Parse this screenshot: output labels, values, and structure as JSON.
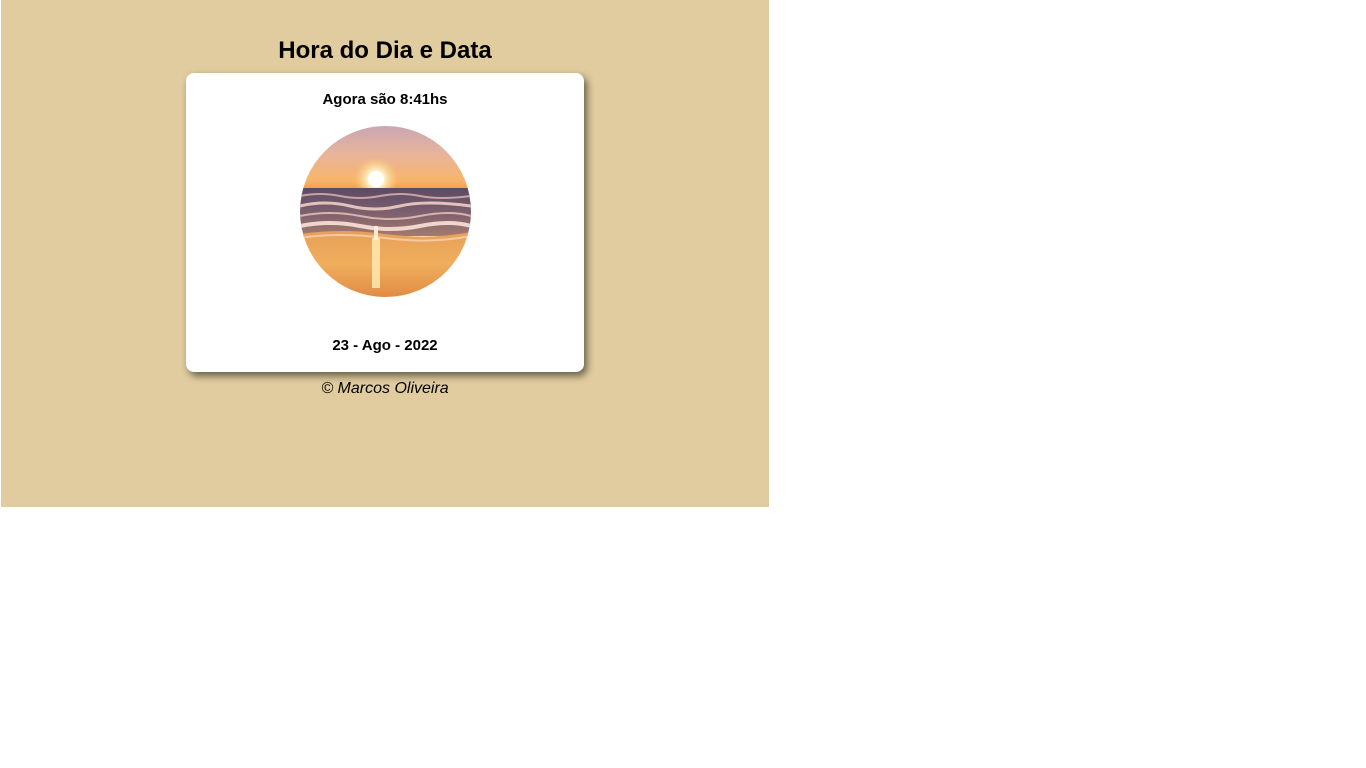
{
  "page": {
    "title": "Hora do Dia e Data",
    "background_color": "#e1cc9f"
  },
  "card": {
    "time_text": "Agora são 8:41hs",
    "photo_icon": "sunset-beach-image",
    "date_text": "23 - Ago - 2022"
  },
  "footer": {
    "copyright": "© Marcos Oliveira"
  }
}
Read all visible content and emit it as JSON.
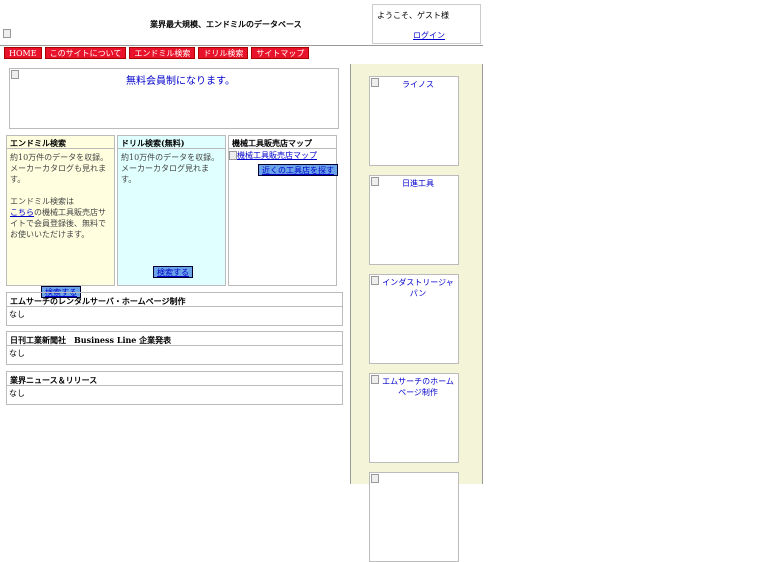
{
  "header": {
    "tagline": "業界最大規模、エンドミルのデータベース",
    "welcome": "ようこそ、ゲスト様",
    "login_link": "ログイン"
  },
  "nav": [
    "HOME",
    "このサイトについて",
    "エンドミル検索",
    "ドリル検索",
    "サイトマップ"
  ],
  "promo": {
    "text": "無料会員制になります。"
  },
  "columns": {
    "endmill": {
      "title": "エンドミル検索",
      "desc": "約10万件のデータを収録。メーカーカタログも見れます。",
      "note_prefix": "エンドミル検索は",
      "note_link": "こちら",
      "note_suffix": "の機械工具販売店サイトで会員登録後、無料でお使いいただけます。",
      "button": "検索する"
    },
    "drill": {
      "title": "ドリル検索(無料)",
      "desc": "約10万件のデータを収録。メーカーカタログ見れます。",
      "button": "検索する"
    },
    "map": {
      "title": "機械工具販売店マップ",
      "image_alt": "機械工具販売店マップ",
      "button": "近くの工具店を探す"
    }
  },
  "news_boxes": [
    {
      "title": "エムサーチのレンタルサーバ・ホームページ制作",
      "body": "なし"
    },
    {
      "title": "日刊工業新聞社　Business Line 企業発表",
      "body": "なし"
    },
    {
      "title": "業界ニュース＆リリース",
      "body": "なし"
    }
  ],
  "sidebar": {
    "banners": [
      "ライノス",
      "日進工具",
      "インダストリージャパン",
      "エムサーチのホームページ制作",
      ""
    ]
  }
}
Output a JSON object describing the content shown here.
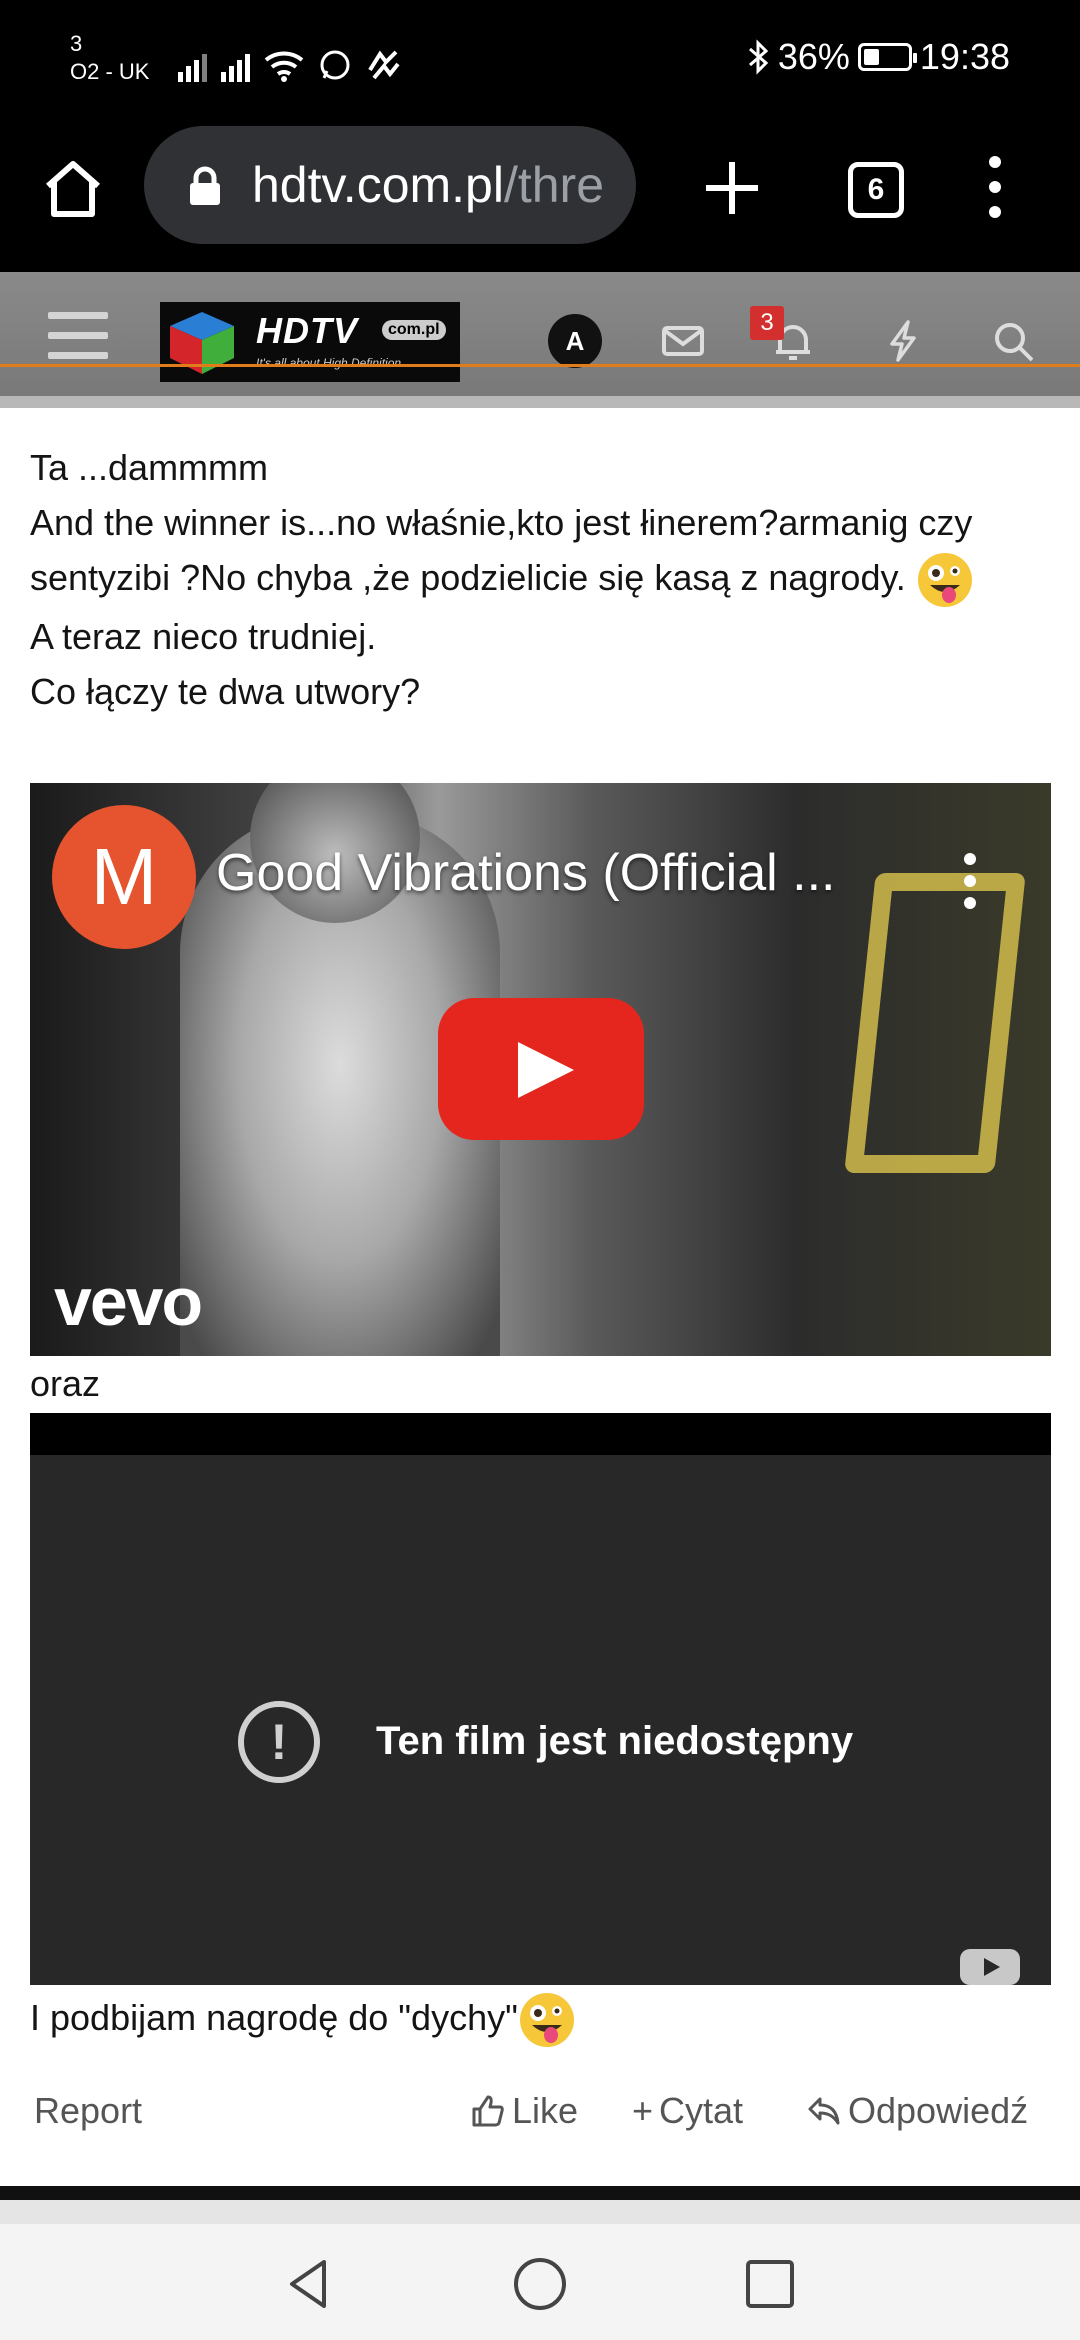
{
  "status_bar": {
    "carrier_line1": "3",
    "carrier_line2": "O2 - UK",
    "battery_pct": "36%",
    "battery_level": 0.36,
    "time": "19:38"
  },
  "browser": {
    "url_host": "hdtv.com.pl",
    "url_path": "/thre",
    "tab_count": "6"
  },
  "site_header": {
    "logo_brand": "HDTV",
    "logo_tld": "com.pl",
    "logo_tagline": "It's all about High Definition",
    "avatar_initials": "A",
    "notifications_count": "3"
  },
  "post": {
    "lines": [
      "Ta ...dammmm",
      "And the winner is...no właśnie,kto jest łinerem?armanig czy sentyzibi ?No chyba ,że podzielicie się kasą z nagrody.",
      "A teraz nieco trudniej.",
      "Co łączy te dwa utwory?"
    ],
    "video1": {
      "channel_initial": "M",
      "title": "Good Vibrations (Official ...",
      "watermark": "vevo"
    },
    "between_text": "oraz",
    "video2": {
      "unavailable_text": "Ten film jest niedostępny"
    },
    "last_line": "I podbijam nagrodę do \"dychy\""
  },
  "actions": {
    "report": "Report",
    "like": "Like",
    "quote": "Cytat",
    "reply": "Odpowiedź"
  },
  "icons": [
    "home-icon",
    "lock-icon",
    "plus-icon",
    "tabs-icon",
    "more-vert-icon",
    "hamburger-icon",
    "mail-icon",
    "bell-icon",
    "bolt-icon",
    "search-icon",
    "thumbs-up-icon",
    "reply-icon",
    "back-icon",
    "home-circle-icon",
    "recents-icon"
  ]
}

Given task. All of the lines above should be printed exactly, minus the pictures.

Solution to the exercise.
Parse this screenshot: output labels, values, and structure as JSON.
{
  "page": {
    "title": "Hora do Dia e Data",
    "background_color": "#e1cc9f"
  },
  "card": {
    "time_text": "Agora são 8:41hs",
    "photo_icon": "sunset-beach-image",
    "date_text": "23 - Ago - 2022"
  },
  "footer": {
    "copyright": "© Marcos Oliveira"
  }
}
Read all visible content and emit it as JSON.
{
  "header": {
    "tagline": "業界最大規模、エンドミルのデータベース",
    "welcome": "ようこそ、ゲスト様",
    "login_link": "ログイン"
  },
  "nav": [
    "HOME",
    "このサイトについて",
    "エンドミル検索",
    "ドリル検索",
    "サイトマップ"
  ],
  "promo": {
    "text": "無料会員制になります。"
  },
  "columns": {
    "endmill": {
      "title": "エンドミル検索",
      "desc": "約10万件のデータを収録。メーカーカタログも見れます。",
      "note_prefix": "エンドミル検索は",
      "note_link": "こちら",
      "note_suffix": "の機械工具販売店サイトで会員登録後、無料でお使いいただけます。",
      "button": "検索する"
    },
    "drill": {
      "title": "ドリル検索(無料)",
      "desc": "約10万件のデータを収録。メーカーカタログ見れます。",
      "button": "検索する"
    },
    "map": {
      "title": "機械工具販売店マップ",
      "image_alt": "機械工具販売店マップ",
      "button": "近くの工具店を探す"
    }
  },
  "news_boxes": [
    {
      "title": "エムサーチのレンタルサーバ・ホームページ制作",
      "body": "なし"
    },
    {
      "title": "日刊工業新聞社　Business Line 企業発表",
      "body": "なし"
    },
    {
      "title": "業界ニュース＆リリース",
      "body": "なし"
    }
  ],
  "sidebar": {
    "banners": [
      "ライノス",
      "日進工具",
      "インダストリージャパン",
      "エムサーチのホームページ制作",
      ""
    ]
  }
}
Output a JSON object describing the content shown here.
{
  "status_bar": {
    "carrier_line1": "3",
    "carrier_line2": "O2 - UK",
    "battery_pct": "36%",
    "battery_level": 0.36,
    "time": "19:38"
  },
  "browser": {
    "url_host": "hdtv.com.pl",
    "url_path": "/thre",
    "tab_count": "6"
  },
  "site_header": {
    "logo_brand": "HDTV",
    "logo_tld": "com.pl",
    "logo_tagline": "It's all about High Definition",
    "avatar_initials": "A",
    "notifications_count": "3"
  },
  "post": {
    "lines": [
      "Ta ...dammmm",
      "And the winner is...no właśnie,kto jest łinerem?armanig czy sentyzibi ?No chyba ,że podzielicie się kasą z nagrody.",
      "A teraz nieco trudniej.",
      "Co łączy te dwa utwory?"
    ],
    "video1": {
      "channel_initial": "M",
      "title": "Good Vibrations (Official ...",
      "watermark": "vevo"
    },
    "between_text": "oraz",
    "video2": {
      "unavailable_text": "Ten film jest niedostępny"
    },
    "last_line": "I podbijam nagrodę do \"dychy\""
  },
  "actions": {
    "report": "Report",
    "like": "Like",
    "quote": "Cytat",
    "reply": "Odpowiedź"
  },
  "icons": [
    "home-icon",
    "lock-icon",
    "plus-icon",
    "tabs-icon",
    "more-vert-icon",
    "hamburger-icon",
    "mail-icon",
    "bell-icon",
    "bolt-icon",
    "search-icon",
    "thumbs-up-icon",
    "reply-icon",
    "back-icon",
    "home-circle-icon",
    "recents-icon"
  ]
}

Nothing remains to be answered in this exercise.